● **What the task asks**: Without the pictures, return all of the material exactly as written.

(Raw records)
──────

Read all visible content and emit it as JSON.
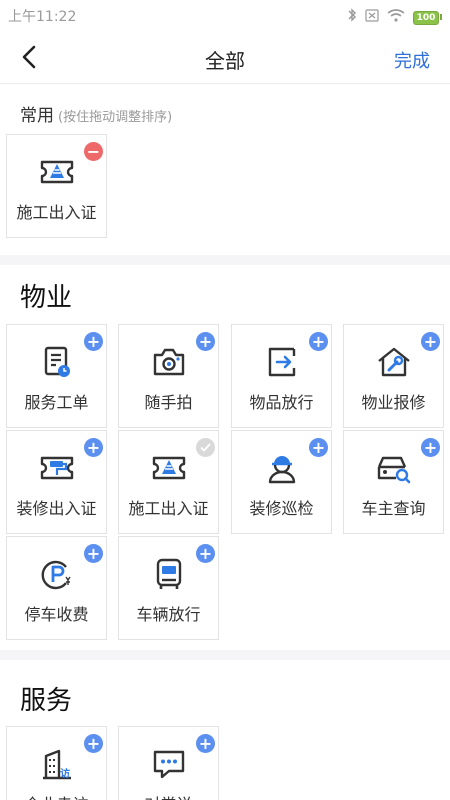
{
  "status_bar": {
    "time": "上午11:22",
    "battery": "100",
    "icons": [
      "bluetooth-icon",
      "sim-off-icon",
      "wifi-icon",
      "battery-icon"
    ]
  },
  "nav": {
    "back_icon": "chevron-left-icon",
    "title": "全部",
    "done": "完成"
  },
  "common": {
    "title": "常用",
    "hint": "(按住拖动调整排序)",
    "items": [
      {
        "label": "施工出入证",
        "icon": "construction-pass-icon",
        "badge": "remove"
      }
    ]
  },
  "sections": [
    {
      "title": "物业",
      "items": [
        {
          "label": "服务工单",
          "icon": "work-order-icon",
          "badge": "add"
        },
        {
          "label": "随手拍",
          "icon": "camera-icon",
          "badge": "add"
        },
        {
          "label": "物品放行",
          "icon": "item-release-icon",
          "badge": "add"
        },
        {
          "label": "物业报修",
          "icon": "house-repair-icon",
          "badge": "add"
        },
        {
          "label": "装修出入证",
          "icon": "decoration-pass-icon",
          "badge": "add"
        },
        {
          "label": "施工出入证",
          "icon": "construction-pass-icon",
          "badge": "added"
        },
        {
          "label": "装修巡检",
          "icon": "worker-inspection-icon",
          "badge": "add"
        },
        {
          "label": "车主查询",
          "icon": "car-search-icon",
          "badge": "add"
        },
        {
          "label": "停车收费",
          "icon": "parking-fee-icon",
          "badge": "add"
        },
        {
          "label": "车辆放行",
          "icon": "bus-release-icon",
          "badge": "add"
        }
      ]
    },
    {
      "title": "服务",
      "items": [
        {
          "label": "企业走访",
          "icon": "company-visit-icon",
          "badge": "add"
        },
        {
          "label": "对常说",
          "icon": "chat-bubble-icon",
          "badge": "add"
        }
      ]
    }
  ],
  "colors": {
    "accent": "#2e6fd8",
    "badge_add": "#5b8ff0",
    "badge_remove": "#ee6a6a",
    "icon_dark": "#333333",
    "icon_blue": "#2f7be5"
  }
}
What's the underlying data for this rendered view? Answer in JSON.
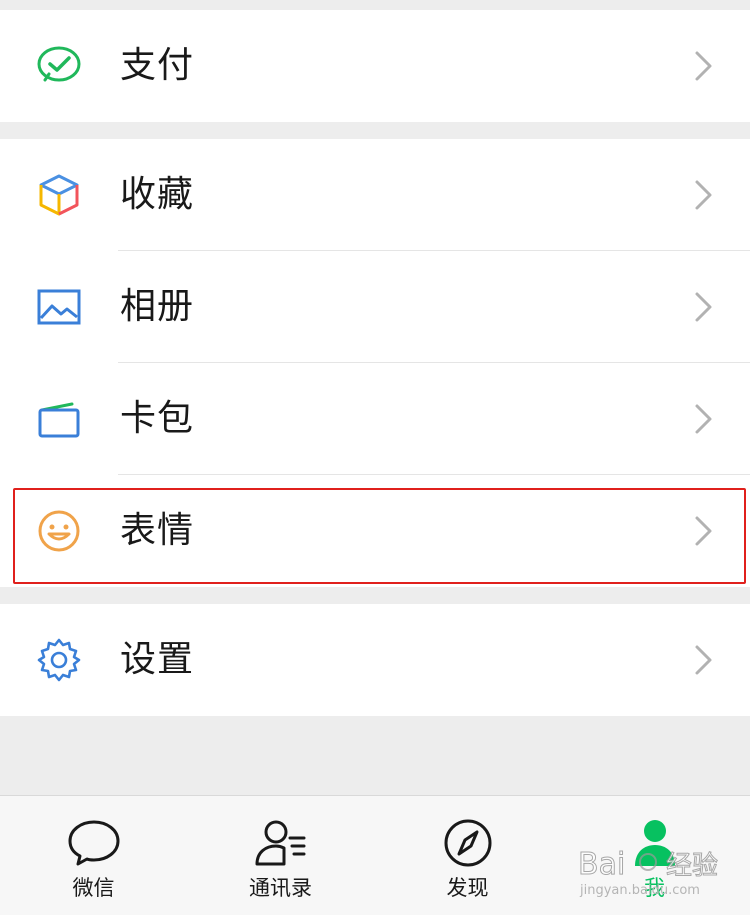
{
  "groups": {
    "pay": {
      "label": "支付"
    },
    "favorites": {
      "label": "收藏"
    },
    "album": {
      "label": "相册"
    },
    "cards": {
      "label": "卡包"
    },
    "stickers": {
      "label": "表情"
    },
    "settings": {
      "label": "设置"
    }
  },
  "tabbar": {
    "tabs": [
      {
        "label": "微信",
        "icon": "chat-bubble-icon"
      },
      {
        "label": "通讯录",
        "icon": "contacts-icon"
      },
      {
        "label": "发现",
        "icon": "compass-icon"
      },
      {
        "label": "我",
        "icon": "person-icon",
        "active": true
      }
    ]
  },
  "colors": {
    "accent": "#07c160",
    "highlight_border": "#e0201c",
    "background": "#ededed"
  },
  "watermark": {
    "text": "Bai 经验",
    "subtext": "jingyan.baidu.com"
  }
}
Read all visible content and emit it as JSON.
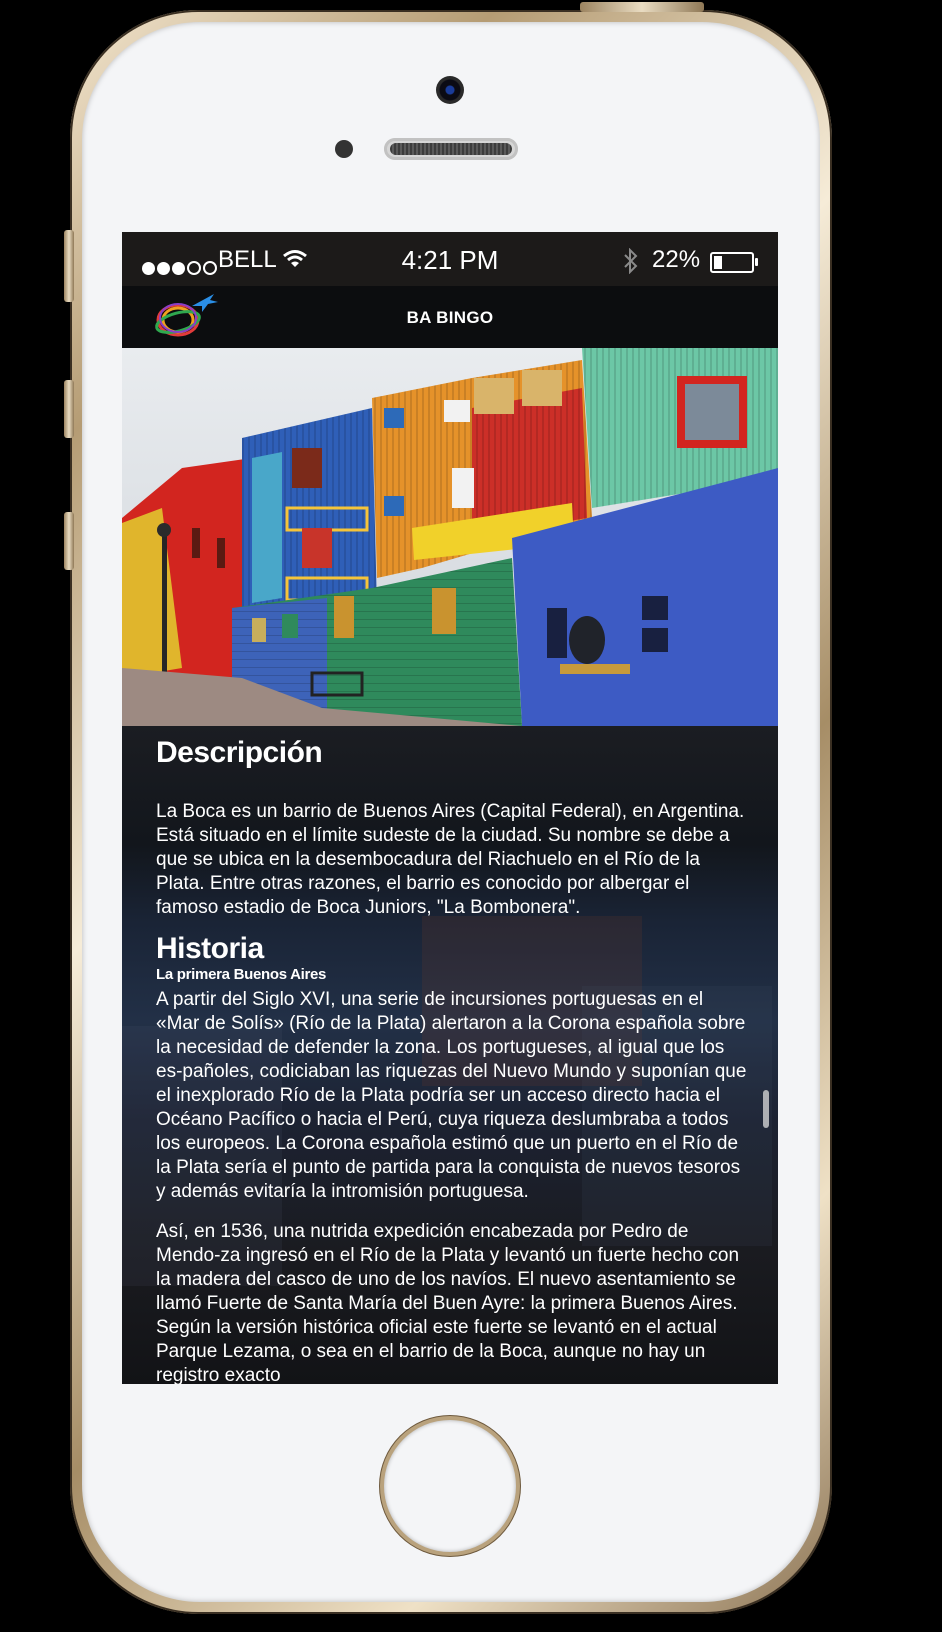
{
  "status_bar": {
    "carrier": "BELL",
    "time": "4:21 PM",
    "battery_percent": "22%",
    "battery_level": 0.22,
    "signal_bars_filled": 3,
    "signal_bars_total": 5
  },
  "nav": {
    "title": "BA BINGO",
    "logo_icon": "globe-airplane-logo-icon"
  },
  "article": {
    "description_heading": "Descripción",
    "description_text": "La Boca es un barrio de Buenos Aires (Capital Federal), en Argentina. Está situado en el límite sudeste de la ciudad. Su nombre se debe a que se ubica en la desembocadura del Riachuelo en el Río de la Plata. Entre otras razones, el barrio es conocido por albergar el famoso estadio de Boca Juniors, \"La Bombonera\".",
    "history_heading": "Historia",
    "history_subheading": "La primera Buenos Aires",
    "history_paragraph_1": "A partir del Siglo XVI, una serie de incursiones portuguesas en el «Mar de Solís» (Río de la Plata) alertaron a la Corona española sobre la necesidad de defender la zona. Los portugueses, al igual que los es-pañoles, codiciaban las riquezas del Nuevo Mundo y suponían que el inexplorado Río de la Plata podría ser un acceso directo hacia el Océano Pacífico o hacia el Perú, cuya riqueza deslumbraba a todos los europeos. La Corona española estimó que un puerto en el Río de la Plata sería el punto de partida para la conquista de nuevos tesoros y además evitaría la intromisión portuguesa.",
    "history_paragraph_2": "Así, en 1536, una nutrida expedición encabezada por Pedro de Mendo-za ingresó en el Río de la Plata y levantó un fuerte hecho con la madera del casco de uno de los navíos. El nuevo asentamiento se llamó Fuerte de Santa María del Buen Ayre: la primera Buenos Aires. Según la versión histórica oficial este fuerte se levantó en el actual Parque Lezama, o sea en el barrio de la Boca, aunque no hay un registro exacto"
  },
  "colors": {
    "status_bar_bg": "#1c1a19",
    "nav_bar_bg": "#0c0d0f",
    "phone_frame": "#b59c74",
    "text": "#ffffff"
  }
}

──────

● **Exercise solution**:
Read all visible content and emit it as JSON.
{
  "status_bar": {
    "time": "上午11:22",
    "battery": "100",
    "icons": [
      "bluetooth-icon",
      "sim-off-icon",
      "wifi-icon",
      "battery-icon"
    ]
  },
  "nav": {
    "back_icon": "chevron-left-icon",
    "title": "全部",
    "done": "完成"
  },
  "common": {
    "title": "常用",
    "hint": "(按住拖动调整排序)",
    "items": [
      {
        "label": "施工出入证",
        "icon": "construction-pass-icon",
        "badge": "remove"
      }
    ]
  },
  "sections": [
    {
      "title": "物业",
      "items": [
        {
          "label": "服务工单",
          "icon": "work-order-icon",
          "badge": "add"
        },
        {
          "label": "随手拍",
          "icon": "camera-icon",
          "badge": "add"
        },
        {
          "label": "物品放行",
          "icon": "item-release-icon",
          "badge": "add"
        },
        {
          "label": "物业报修",
          "icon": "house-repair-icon",
          "badge": "add"
        },
        {
          "label": "装修出入证",
          "icon": "decoration-pass-icon",
          "badge": "add"
        },
        {
          "label": "施工出入证",
          "icon": "construction-pass-icon",
          "badge": "added"
        },
        {
          "label": "装修巡检",
          "icon": "worker-inspection-icon",
          "badge": "add"
        },
        {
          "label": "车主查询",
          "icon": "car-search-icon",
          "badge": "add"
        },
        {
          "label": "停车收费",
          "icon": "parking-fee-icon",
          "badge": "add"
        },
        {
          "label": "车辆放行",
          "icon": "bus-release-icon",
          "badge": "add"
        }
      ]
    },
    {
      "title": "服务",
      "items": [
        {
          "label": "企业走访",
          "icon": "company-visit-icon",
          "badge": "add"
        },
        {
          "label": "对常说",
          "icon": "chat-bubble-icon",
          "badge": "add"
        }
      ]
    }
  ],
  "colors": {
    "accent": "#2e6fd8",
    "badge_add": "#5b8ff0",
    "badge_remove": "#ee6a6a",
    "icon_dark": "#333333",
    "icon_blue": "#2f7be5"
  }
}
What's the underlying data for this rendered view? Answer in JSON.
{
  "groups": {
    "pay": {
      "label": "支付"
    },
    "favorites": {
      "label": "收藏"
    },
    "album": {
      "label": "相册"
    },
    "cards": {
      "label": "卡包"
    },
    "stickers": {
      "label": "表情"
    },
    "settings": {
      "label": "设置"
    }
  },
  "tabbar": {
    "tabs": [
      {
        "label": "微信",
        "icon": "chat-bubble-icon"
      },
      {
        "label": "通讯录",
        "icon": "contacts-icon"
      },
      {
        "label": "发现",
        "icon": "compass-icon"
      },
      {
        "label": "我",
        "icon": "person-icon",
        "active": true
      }
    ]
  },
  "colors": {
    "accent": "#07c160",
    "highlight_border": "#e0201c",
    "background": "#ededed"
  },
  "watermark": {
    "text": "Bai 经验",
    "subtext": "jingyan.baidu.com"
  }
}
Read all visible content and emit it as JSON.
{
  "status_bar": {
    "carrier": "BELL",
    "time": "4:21 PM",
    "battery_percent": "22%",
    "battery_level": 0.22,
    "signal_bars_filled": 3,
    "signal_bars_total": 5
  },
  "nav": {
    "title": "BA BINGO",
    "logo_icon": "globe-airplane-logo-icon"
  },
  "article": {
    "description_heading": "Descripción",
    "description_text": "La Boca es un barrio de Buenos Aires (Capital Federal), en Argentina. Está situado en el límite sudeste de la ciudad. Su nombre se debe a que se ubica en la desembocadura del Riachuelo en el Río de la Plata. Entre otras razones, el barrio es conocido por albergar el famoso estadio de Boca Juniors, \"La Bombonera\".",
    "history_heading": "Historia",
    "history_subheading": "La primera Buenos Aires",
    "history_paragraph_1": "A partir del Siglo XVI, una serie de incursiones portuguesas en el «Mar de Solís» (Río de la Plata) alertaron a la Corona española sobre la necesidad de defender la zona. Los portugueses, al igual que los es-pañoles, codiciaban las riquezas del Nuevo Mundo y suponían que el inexplorado Río de la Plata podría ser un acceso directo hacia el Océano Pacífico o hacia el Perú, cuya riqueza deslumbraba a todos los europeos. La Corona española estimó que un puerto en el Río de la Plata sería el punto de partida para la conquista de nuevos tesoros y además evitaría la intromisión portuguesa.",
    "history_paragraph_2": "Así, en 1536, una nutrida expedición encabezada por Pedro de Mendo-za ingresó en el Río de la Plata y levantó un fuerte hecho con la madera del casco de uno de los navíos. El nuevo asentamiento se llamó Fuerte de Santa María del Buen Ayre: la primera Buenos Aires. Según la versión histórica oficial este fuerte se levantó en el actual Parque Lezama, o sea en el barrio de la Boca, aunque no hay un registro exacto"
  },
  "colors": {
    "status_bar_bg": "#1c1a19",
    "nav_bar_bg": "#0c0d0f",
    "phone_frame": "#b59c74",
    "text": "#ffffff"
  }
}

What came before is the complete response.